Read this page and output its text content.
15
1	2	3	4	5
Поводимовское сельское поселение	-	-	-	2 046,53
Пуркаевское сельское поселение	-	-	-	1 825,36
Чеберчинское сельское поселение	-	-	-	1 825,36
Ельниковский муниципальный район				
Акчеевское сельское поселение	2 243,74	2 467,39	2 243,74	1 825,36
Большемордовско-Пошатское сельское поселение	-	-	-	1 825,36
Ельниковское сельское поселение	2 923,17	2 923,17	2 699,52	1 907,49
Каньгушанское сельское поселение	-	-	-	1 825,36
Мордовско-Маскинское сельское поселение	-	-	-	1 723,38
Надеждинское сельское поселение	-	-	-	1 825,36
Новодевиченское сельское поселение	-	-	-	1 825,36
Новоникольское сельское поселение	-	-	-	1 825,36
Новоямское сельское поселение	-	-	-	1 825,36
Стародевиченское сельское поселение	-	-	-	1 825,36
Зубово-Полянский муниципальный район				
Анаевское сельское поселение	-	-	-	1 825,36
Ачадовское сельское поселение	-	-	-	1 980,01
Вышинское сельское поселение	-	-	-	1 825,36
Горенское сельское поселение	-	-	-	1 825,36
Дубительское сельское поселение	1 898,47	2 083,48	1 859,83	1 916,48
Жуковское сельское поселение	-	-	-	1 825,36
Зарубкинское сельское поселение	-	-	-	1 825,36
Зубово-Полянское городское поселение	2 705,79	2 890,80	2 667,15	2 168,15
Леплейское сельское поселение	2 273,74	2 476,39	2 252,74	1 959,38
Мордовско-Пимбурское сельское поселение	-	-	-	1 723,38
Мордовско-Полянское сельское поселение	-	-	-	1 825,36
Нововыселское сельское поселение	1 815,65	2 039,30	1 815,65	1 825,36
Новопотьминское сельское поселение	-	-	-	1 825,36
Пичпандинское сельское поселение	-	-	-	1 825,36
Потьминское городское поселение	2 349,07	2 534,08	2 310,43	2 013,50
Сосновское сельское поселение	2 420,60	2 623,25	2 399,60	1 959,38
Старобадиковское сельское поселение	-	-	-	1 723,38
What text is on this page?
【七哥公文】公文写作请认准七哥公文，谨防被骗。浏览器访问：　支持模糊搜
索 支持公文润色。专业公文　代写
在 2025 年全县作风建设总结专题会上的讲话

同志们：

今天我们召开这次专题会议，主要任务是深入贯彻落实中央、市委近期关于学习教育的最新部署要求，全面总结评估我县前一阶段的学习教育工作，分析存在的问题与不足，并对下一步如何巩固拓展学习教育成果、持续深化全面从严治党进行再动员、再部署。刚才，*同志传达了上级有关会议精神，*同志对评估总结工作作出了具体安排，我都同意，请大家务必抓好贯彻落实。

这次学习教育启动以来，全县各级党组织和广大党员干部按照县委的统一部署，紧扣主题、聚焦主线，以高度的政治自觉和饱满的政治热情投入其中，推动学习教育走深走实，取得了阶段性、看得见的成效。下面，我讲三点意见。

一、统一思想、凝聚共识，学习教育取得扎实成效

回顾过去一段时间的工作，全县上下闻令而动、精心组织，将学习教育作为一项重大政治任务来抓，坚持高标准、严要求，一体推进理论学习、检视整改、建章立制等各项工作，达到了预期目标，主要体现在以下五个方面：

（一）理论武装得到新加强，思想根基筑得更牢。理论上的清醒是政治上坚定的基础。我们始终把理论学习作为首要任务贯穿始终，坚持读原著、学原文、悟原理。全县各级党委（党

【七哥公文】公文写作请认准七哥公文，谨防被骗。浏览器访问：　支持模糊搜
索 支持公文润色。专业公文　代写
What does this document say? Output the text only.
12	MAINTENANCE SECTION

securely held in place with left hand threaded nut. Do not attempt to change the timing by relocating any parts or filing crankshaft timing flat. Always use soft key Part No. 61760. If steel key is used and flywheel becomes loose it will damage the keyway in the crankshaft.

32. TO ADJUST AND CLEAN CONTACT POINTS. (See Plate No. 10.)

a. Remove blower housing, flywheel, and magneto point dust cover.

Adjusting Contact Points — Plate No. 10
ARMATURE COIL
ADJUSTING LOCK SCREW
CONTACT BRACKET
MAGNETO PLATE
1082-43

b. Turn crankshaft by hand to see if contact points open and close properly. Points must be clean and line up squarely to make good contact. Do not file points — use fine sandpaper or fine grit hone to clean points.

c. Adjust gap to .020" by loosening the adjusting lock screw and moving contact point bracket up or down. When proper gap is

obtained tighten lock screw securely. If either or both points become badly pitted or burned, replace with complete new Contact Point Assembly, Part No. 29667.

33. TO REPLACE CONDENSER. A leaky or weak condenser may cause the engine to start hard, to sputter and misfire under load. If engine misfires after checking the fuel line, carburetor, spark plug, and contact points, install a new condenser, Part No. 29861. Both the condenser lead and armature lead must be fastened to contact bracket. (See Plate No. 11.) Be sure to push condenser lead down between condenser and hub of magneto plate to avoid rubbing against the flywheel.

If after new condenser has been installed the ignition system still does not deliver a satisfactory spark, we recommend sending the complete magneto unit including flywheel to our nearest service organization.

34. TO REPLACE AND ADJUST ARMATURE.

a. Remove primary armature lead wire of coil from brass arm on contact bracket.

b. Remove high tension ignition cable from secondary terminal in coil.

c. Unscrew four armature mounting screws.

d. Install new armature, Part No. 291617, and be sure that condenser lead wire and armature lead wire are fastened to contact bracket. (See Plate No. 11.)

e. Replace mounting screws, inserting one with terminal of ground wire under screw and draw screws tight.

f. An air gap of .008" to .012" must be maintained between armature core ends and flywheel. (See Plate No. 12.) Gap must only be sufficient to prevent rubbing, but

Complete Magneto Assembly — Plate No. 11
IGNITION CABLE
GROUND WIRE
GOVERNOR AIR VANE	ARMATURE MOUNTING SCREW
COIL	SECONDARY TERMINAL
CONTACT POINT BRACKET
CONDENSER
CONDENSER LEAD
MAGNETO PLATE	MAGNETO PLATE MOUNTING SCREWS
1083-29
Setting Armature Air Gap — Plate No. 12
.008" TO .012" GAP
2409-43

# # # # #

* YOUR INSTRUCTIONS *
Reproduce the data in full, exactly as presented.

* EXERCISE RESULT *
Read this page and output its text content.
15
1	2	3	4	5
Поводимовское сельское поселение	-	-	-	2 046,53
Пуркаевское сельское поселение	-	-	-	1 825,36
Чеберчинское сельское поселение	-	-	-	1 825,36
Ельниковский муниципальный район				
Акчеевское сельское поселение	2 243,74	2 467,39	2 243,74	1 825,36
Большемордовско-Пошатское сельское поселение	-	-	-	1 825,36
Ельниковское сельское поселение	2 923,17	2 923,17	2 699,52	1 907,49
Каньгушанское сельское поселение	-	-	-	1 825,36
Мордовско-Маскинское сельское поселение	-	-	-	1 723,38
Надеждинское сельское поселение	-	-	-	1 825,36
Новодевиченское сельское поселение	-	-	-	1 825,36
Новоникольское сельское поселение	-	-	-	1 825,36
Новоямское сельское поселение	-	-	-	1 825,36
Стародевиченское сельское поселение	-	-	-	1 825,36
Зубово-Полянский муниципальный район				
Анаевское сельское поселение	-	-	-	1 825,36
Ачадовское сельское поселение	-	-	-	1 980,01
Вышинское сельское поселение	-	-	-	1 825,36
Горенское сельское поселение	-	-	-	1 825,36
Дубительское сельское поселение	1 898,47	2 083,48	1 859,83	1 916,48
Жуковское сельское поселение	-	-	-	1 825,36
Зарубкинское сельское поселение	-	-	-	1 825,36
Зубово-Полянское городское поселение	2 705,79	2 890,80	2 667,15	2 168,15
Леплейское сельское поселение	2 273,74	2 476,39	2 252,74	1 959,38
Мордовско-Пимбурское сельское поселение	-	-	-	1 723,38
Мордовско-Полянское сельское поселение	-	-	-	1 825,36
Нововыселское сельское поселение	1 815,65	2 039,30	1 815,65	1 825,36
Новопотьминское сельское поселение	-	-	-	1 825,36
Пичпандинское сельское поселение	-	-	-	1 825,36
Потьминское городское поселение	2 349,07	2 534,08	2 310,43	2 013,50
Сосновское сельское поселение	2 420,60	2 623,25	2 399,60	1 959,38
Старобадиковское сельское поселение	-	-	-	1 723,38
What text is on this page?
【七哥公文】公文写作请认准七哥公文，谨防被骗。浏览器访问：　支持模糊搜
索 支持公文润色。专业公文　代写
在 2025 年全县作风建设总结专题会上的讲话

同志们：

今天我们召开这次专题会议，主要任务是深入贯彻落实中央、市委近期关于学习教育的最新部署要求，全面总结评估我县前一阶段的学习教育工作，分析存在的问题与不足，并对下一步如何巩固拓展学习教育成果、持续深化全面从严治党进行再动员、再部署。刚才，*同志传达了上级有关会议精神，*同志对评估总结工作作出了具体安排，我都同意，请大家务必抓好贯彻落实。

这次学习教育启动以来，全县各级党组织和广大党员干部按照县委的统一部署，紧扣主题、聚焦主线，以高度的政治自觉和饱满的政治热情投入其中，推动学习教育走深走实，取得了阶段性、看得见的成效。下面，我讲三点意见。

一、统一思想、凝聚共识，学习教育取得扎实成效

回顾过去一段时间的工作，全县上下闻令而动、精心组织，将学习教育作为一项重大政治任务来抓，坚持高标准、严要求，一体推进理论学习、检视整改、建章立制等各项工作，达到了预期目标，主要体现在以下五个方面：

（一）理论武装得到新加强，思想根基筑得更牢。理论上的清醒是政治上坚定的基础。我们始终把理论学习作为首要任务贯穿始终，坚持读原著、学原文、悟原理。全县各级党委（党

【七哥公文】公文写作请认准七哥公文，谨防被骗。浏览器访问：　支持模糊搜
索 支持公文润色。专业公文　代写
What does this document say? Output the text only.
12	MAINTENANCE SECTION

securely held in place with left hand threaded nut. Do not attempt to change the timing by relocating any parts or filing crankshaft timing flat. Always use soft key Part No. 61760. If steel key is used and flywheel becomes loose it will damage the keyway in the crankshaft.

32. TO ADJUST AND CLEAN CONTACT POINTS. (See Plate No. 10.)

a. Remove blower housing, flywheel, and magneto point dust cover.

Adjusting Contact Points — Plate No. 10
ARMATURE COIL
ADJUSTING LOCK SCREW
CONTACT BRACKET
MAGNETO PLATE
1082-43

b. Turn crankshaft by hand to see if contact points open and close properly. Points must be clean and line up squarely to make good contact. Do not file points — use fine sandpaper or fine grit hone to clean points.

c. Adjust gap to .020" by loosening the adjusting lock screw and moving contact point bracket up or down. When proper gap is

obtained tighten lock screw securely. If either or both points become badly pitted or burned, replace with complete new Contact Point Assembly, Part No. 29667.

33. TO REPLACE CONDENSER. A leaky or weak condenser may cause the engine to start hard, to sputter and misfire under load. If engine misfires after checking the fuel line, carburetor, spark plug, and contact points, install a new condenser, Part No. 29861. Both the condenser lead and armature lead must be fastened to contact bracket. (See Plate No. 11.) Be sure to push condenser lead down between condenser and hub of magneto plate to avoid rubbing against the flywheel.

If after new condenser has been installed the ignition system still does not deliver a satisfactory spark, we recommend sending the complete magneto unit including flywheel to our nearest service organization.

34. TO REPLACE AND ADJUST ARMATURE.

a. Remove primary armature lead wire of coil from brass arm on contact bracket.

b. Remove high tension ignition cable from secondary terminal in coil.

c. Unscrew four armature mounting screws.

d. Install new armature, Part No. 291617, and be sure that condenser lead wire and armature lead wire are fastened to contact bracket. (See Plate No. 11.)

e. Replace mounting screws, inserting one with terminal of ground wire under screw and draw screws tight.

f. An air gap of .008" to .012" must be maintained between armature core ends and flywheel. (See Plate No. 12.) Gap must only be sufficient to prevent rubbing, but

Complete Magneto Assembly — Plate No. 11
IGNITION CABLE
GROUND WIRE
GOVERNOR AIR VANE	ARMATURE MOUNTING SCREW
COIL	SECONDARY TERMINAL
CONTACT POINT BRACKET
CONDENSER
CONDENSER LEAD
MAGNETO PLATE	MAGNETO PLATE MOUNTING SCREWS
1083-29
Setting Armature Air Gap — Plate No. 12
.008" TO .012" GAP
2409-43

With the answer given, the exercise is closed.